» What you need to do:
Locate each line of the material that contains "Corporate", then return it.

─── Records ───

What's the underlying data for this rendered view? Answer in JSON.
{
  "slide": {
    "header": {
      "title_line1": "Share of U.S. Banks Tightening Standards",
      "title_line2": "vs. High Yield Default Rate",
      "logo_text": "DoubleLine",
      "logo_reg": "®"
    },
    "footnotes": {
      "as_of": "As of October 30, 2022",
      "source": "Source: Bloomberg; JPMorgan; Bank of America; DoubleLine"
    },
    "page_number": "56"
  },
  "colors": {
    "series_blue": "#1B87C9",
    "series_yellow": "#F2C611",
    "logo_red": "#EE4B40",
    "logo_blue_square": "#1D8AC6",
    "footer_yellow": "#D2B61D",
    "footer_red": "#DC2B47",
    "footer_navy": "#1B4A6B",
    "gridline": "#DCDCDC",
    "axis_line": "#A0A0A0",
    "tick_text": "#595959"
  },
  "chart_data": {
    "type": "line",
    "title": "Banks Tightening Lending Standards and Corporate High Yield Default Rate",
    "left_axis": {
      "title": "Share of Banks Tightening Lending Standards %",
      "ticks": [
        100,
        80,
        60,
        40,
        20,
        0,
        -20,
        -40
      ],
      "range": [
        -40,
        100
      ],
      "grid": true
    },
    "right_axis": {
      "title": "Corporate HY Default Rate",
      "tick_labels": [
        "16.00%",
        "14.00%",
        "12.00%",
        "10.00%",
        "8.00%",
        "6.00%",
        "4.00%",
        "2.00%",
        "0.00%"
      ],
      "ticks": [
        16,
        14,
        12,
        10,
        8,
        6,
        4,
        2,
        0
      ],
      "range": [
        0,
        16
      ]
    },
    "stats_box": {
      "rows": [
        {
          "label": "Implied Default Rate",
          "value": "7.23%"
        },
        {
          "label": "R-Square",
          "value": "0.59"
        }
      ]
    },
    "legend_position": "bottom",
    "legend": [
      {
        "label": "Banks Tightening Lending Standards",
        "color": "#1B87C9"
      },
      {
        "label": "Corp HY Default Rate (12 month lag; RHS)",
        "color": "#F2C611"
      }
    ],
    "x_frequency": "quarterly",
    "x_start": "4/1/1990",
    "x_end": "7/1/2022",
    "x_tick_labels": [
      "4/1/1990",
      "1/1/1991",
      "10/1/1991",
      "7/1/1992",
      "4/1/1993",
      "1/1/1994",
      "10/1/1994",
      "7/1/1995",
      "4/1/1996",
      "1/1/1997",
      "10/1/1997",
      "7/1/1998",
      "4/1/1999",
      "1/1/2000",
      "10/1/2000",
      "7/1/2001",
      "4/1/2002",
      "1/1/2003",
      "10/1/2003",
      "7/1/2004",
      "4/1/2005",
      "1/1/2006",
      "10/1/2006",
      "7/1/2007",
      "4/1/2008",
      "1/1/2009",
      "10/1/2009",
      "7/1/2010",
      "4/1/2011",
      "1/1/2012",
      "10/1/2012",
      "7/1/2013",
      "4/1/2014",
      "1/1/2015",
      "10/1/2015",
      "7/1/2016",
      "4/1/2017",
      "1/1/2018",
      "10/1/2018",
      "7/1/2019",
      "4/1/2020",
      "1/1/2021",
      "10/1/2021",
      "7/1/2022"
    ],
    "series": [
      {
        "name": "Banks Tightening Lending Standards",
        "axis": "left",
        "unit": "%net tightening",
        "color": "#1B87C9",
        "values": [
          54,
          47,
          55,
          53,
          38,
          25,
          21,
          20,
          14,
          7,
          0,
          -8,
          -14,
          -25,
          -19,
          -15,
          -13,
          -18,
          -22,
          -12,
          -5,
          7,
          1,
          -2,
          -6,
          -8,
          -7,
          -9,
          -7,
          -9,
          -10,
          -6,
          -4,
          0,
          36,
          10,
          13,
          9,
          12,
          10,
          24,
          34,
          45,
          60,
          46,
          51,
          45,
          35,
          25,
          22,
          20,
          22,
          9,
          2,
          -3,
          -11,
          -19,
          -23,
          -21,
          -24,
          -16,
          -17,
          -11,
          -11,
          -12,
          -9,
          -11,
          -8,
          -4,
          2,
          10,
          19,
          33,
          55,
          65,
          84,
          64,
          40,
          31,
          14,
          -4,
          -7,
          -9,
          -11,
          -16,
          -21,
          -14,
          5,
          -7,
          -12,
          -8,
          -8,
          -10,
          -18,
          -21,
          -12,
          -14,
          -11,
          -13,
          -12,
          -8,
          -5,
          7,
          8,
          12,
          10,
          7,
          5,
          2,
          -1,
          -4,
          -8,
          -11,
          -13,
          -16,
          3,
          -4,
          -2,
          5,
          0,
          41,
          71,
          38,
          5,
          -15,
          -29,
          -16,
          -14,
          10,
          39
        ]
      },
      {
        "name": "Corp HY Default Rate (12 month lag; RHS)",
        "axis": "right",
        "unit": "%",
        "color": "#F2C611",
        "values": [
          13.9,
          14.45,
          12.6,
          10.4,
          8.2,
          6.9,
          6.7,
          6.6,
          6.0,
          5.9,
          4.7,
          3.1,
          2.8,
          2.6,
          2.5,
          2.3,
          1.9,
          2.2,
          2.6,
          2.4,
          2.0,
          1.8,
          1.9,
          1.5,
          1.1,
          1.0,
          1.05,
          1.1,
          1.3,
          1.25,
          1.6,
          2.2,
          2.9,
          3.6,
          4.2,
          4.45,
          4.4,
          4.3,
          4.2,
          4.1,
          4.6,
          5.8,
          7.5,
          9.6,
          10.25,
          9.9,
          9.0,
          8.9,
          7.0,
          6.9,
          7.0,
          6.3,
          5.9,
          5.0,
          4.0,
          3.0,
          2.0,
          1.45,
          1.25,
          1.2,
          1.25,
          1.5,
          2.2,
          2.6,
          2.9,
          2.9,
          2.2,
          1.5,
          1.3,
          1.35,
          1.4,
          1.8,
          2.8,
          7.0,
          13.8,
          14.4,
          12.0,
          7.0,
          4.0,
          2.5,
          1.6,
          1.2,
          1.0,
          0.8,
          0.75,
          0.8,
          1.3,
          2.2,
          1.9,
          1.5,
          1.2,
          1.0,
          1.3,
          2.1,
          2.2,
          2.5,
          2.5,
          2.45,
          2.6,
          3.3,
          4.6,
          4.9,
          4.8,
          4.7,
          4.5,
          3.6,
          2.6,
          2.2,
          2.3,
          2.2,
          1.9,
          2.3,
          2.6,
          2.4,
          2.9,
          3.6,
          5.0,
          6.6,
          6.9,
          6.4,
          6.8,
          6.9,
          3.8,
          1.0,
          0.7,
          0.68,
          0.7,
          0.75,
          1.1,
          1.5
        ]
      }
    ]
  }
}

───

» Response:
    "title": "Banks Tightening Lending Standards and Corporate High Yield Default Rate",
      "title": "Corporate HY Default Rate",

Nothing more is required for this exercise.